(THE INPUT)
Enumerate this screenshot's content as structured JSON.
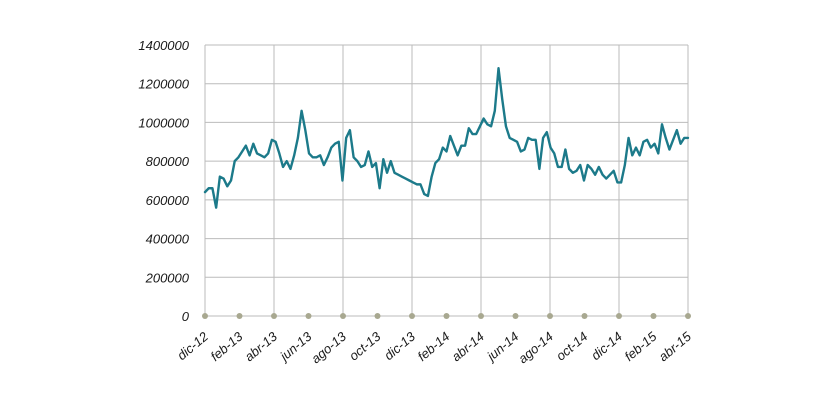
{
  "chart_data": {
    "type": "line",
    "title": "",
    "xlabel": "",
    "ylabel": "",
    "ylim": [
      0,
      1400000
    ],
    "y_ticks": [
      0,
      200000,
      400000,
      600000,
      800000,
      1000000,
      1200000,
      1400000
    ],
    "y_tick_labels": [
      "0",
      "200000",
      "400000",
      "600000",
      "800000",
      "1000000",
      "1200000",
      "1400000"
    ],
    "x_tick_labels": [
      "dic-12",
      "feb-13",
      "abr-13",
      "jun-13",
      "ago-13",
      "oct-13",
      "dic-13",
      "feb-14",
      "abr-14",
      "jun-14",
      "ago-14",
      "oct-14",
      "dic-14",
      "feb-15",
      "abr-15"
    ],
    "grid": true,
    "series_color": "#1c7a8a",
    "grid_color": "#bbbbbb",
    "marker_color": "#a8a890",
    "series": [
      {
        "values": [
          640000,
          660000,
          660000,
          560000,
          720000,
          710000,
          670000,
          700000,
          800000,
          820000,
          850000,
          880000,
          830000,
          890000,
          840000,
          830000,
          820000,
          840000,
          910000,
          900000,
          840000,
          770000,
          800000,
          760000,
          830000,
          920000,
          1060000,
          960000,
          840000,
          820000,
          820000,
          830000,
          780000,
          820000,
          870000,
          890000,
          900000,
          700000,
          920000,
          960000,
          820000,
          800000,
          770000,
          780000,
          850000,
          770000,
          790000,
          660000,
          810000,
          740000,
          800000,
          740000,
          730000,
          720000,
          710000,
          700000,
          690000,
          680000,
          680000,
          630000,
          620000,
          720000,
          790000,
          810000,
          870000,
          850000,
          930000,
          880000,
          830000,
          880000,
          880000,
          970000,
          940000,
          940000,
          980000,
          1020000,
          990000,
          980000,
          1060000,
          1280000,
          1120000,
          980000,
          920000,
          910000,
          900000,
          850000,
          860000,
          920000,
          910000,
          910000,
          760000,
          920000,
          950000,
          870000,
          840000,
          770000,
          770000,
          860000,
          760000,
          740000,
          750000,
          780000,
          700000,
          780000,
          760000,
          730000,
          770000,
          730000,
          710000,
          730000,
          750000,
          690000,
          690000,
          780000,
          920000,
          830000,
          870000,
          830000,
          900000,
          910000,
          870000,
          890000,
          840000,
          990000,
          920000,
          860000,
          910000,
          960000,
          890000,
          920000,
          920000
        ]
      }
    ]
  }
}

(JOB)
Output the entries above exactly. Drop the pictures.

(RESULT OF THIS TASK)
Enumerate this screenshot's content as structured JSON.
{
  "chart_data": {
    "type": "line",
    "title": "",
    "xlabel": "",
    "ylabel": "",
    "ylim": [
      0,
      1400000
    ],
    "y_ticks": [
      0,
      200000,
      400000,
      600000,
      800000,
      1000000,
      1200000,
      1400000
    ],
    "y_tick_labels": [
      "0",
      "200000",
      "400000",
      "600000",
      "800000",
      "1000000",
      "1200000",
      "1400000"
    ],
    "x_tick_labels": [
      "dic-12",
      "feb-13",
      "abr-13",
      "jun-13",
      "ago-13",
      "oct-13",
      "dic-13",
      "feb-14",
      "abr-14",
      "jun-14",
      "ago-14",
      "oct-14",
      "dic-14",
      "feb-15",
      "abr-15"
    ],
    "grid": true,
    "series_color": "#1c7a8a",
    "grid_color": "#bbbbbb",
    "marker_color": "#a8a890",
    "series": [
      {
        "values": [
          640000,
          660000,
          660000,
          560000,
          720000,
          710000,
          670000,
          700000,
          800000,
          820000,
          850000,
          880000,
          830000,
          890000,
          840000,
          830000,
          820000,
          840000,
          910000,
          900000,
          840000,
          770000,
          800000,
          760000,
          830000,
          920000,
          1060000,
          960000,
          840000,
          820000,
          820000,
          830000,
          780000,
          820000,
          870000,
          890000,
          900000,
          700000,
          920000,
          960000,
          820000,
          800000,
          770000,
          780000,
          850000,
          770000,
          790000,
          660000,
          810000,
          740000,
          800000,
          740000,
          730000,
          720000,
          710000,
          700000,
          690000,
          680000,
          680000,
          630000,
          620000,
          720000,
          790000,
          810000,
          870000,
          850000,
          930000,
          880000,
          830000,
          880000,
          880000,
          970000,
          940000,
          940000,
          980000,
          1020000,
          990000,
          980000,
          1060000,
          1280000,
          1120000,
          980000,
          920000,
          910000,
          900000,
          850000,
          860000,
          920000,
          910000,
          910000,
          760000,
          920000,
          950000,
          870000,
          840000,
          770000,
          770000,
          860000,
          760000,
          740000,
          750000,
          780000,
          700000,
          780000,
          760000,
          730000,
          770000,
          730000,
          710000,
          730000,
          750000,
          690000,
          690000,
          780000,
          920000,
          830000,
          870000,
          830000,
          900000,
          910000,
          870000,
          890000,
          840000,
          990000,
          920000,
          860000,
          910000,
          960000,
          890000,
          920000,
          920000
        ]
      }
    ]
  }
}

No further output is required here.